▶ _Problem details_
Nothing in the records may be left out or altered; reproduce them all exactly.

▶ _Material for the task_
· · · · · · ·
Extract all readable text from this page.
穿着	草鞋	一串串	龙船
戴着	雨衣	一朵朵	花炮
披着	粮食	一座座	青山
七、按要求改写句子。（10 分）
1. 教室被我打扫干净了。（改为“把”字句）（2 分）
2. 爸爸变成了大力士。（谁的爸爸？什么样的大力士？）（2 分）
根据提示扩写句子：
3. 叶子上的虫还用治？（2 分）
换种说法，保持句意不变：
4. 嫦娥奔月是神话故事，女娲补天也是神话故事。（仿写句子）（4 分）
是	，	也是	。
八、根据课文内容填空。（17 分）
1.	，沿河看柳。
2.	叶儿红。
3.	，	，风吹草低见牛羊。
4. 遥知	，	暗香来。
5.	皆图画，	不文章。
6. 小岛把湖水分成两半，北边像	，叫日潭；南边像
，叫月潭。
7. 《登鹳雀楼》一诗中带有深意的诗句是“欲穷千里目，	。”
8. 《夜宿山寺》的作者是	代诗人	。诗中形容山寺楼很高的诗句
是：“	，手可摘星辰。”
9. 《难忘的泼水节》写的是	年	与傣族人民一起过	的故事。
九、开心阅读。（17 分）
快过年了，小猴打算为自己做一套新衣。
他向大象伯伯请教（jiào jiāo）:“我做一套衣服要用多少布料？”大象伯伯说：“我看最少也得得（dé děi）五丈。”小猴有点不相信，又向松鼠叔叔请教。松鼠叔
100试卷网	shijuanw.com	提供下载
· · · · · · ·
▶ _Worked answer_
Extract all readable text from this page.
穿着	草鞋	一串串	龙船
戴着	雨衣	一朵朵	花炮
披着	粮食	一座座	青山
七、按要求改写句子。（10 分）
1. 教室被我打扫干净了。（改为“把”字句）（2 分）
2. 爸爸变成了大力士。（谁的爸爸？什么样的大力士？）（2 分）
根据提示扩写句子：
3. 叶子上的虫还用治？（2 分）
换种说法，保持句意不变：
4. 嫦娥奔月是神话故事，女娲补天也是神话故事。（仿写句子）（4 分）
是	，	也是	。
八、根据课文内容填空。（17 分）
1.	，沿河看柳。
2.	叶儿红。
3.	，	，风吹草低见牛羊。
4. 遥知	，	暗香来。
5.	皆图画，	不文章。
6. 小岛把湖水分成两半，北边像	，叫日潭；南边像
，叫月潭。
7. 《登鹳雀楼》一诗中带有深意的诗句是“欲穷千里目，	。”
8. 《夜宿山寺》的作者是	代诗人	。诗中形容山寺楼很高的诗句
是：“	，手可摘星辰。”
9. 《难忘的泼水节》写的是	年	与傣族人民一起过	的故事。
九、开心阅读。（17 分）
快过年了，小猴打算为自己做一套新衣。
他向大象伯伯请教（jiào jiāo）:“我做一套衣服要用多少布料？”大象伯伯说：“我看最少也得得（dé děi）五丈。”小猴有点不相信，又向松鼠叔叔请教。松鼠叔
100试卷网	shijuanw.com	提供下载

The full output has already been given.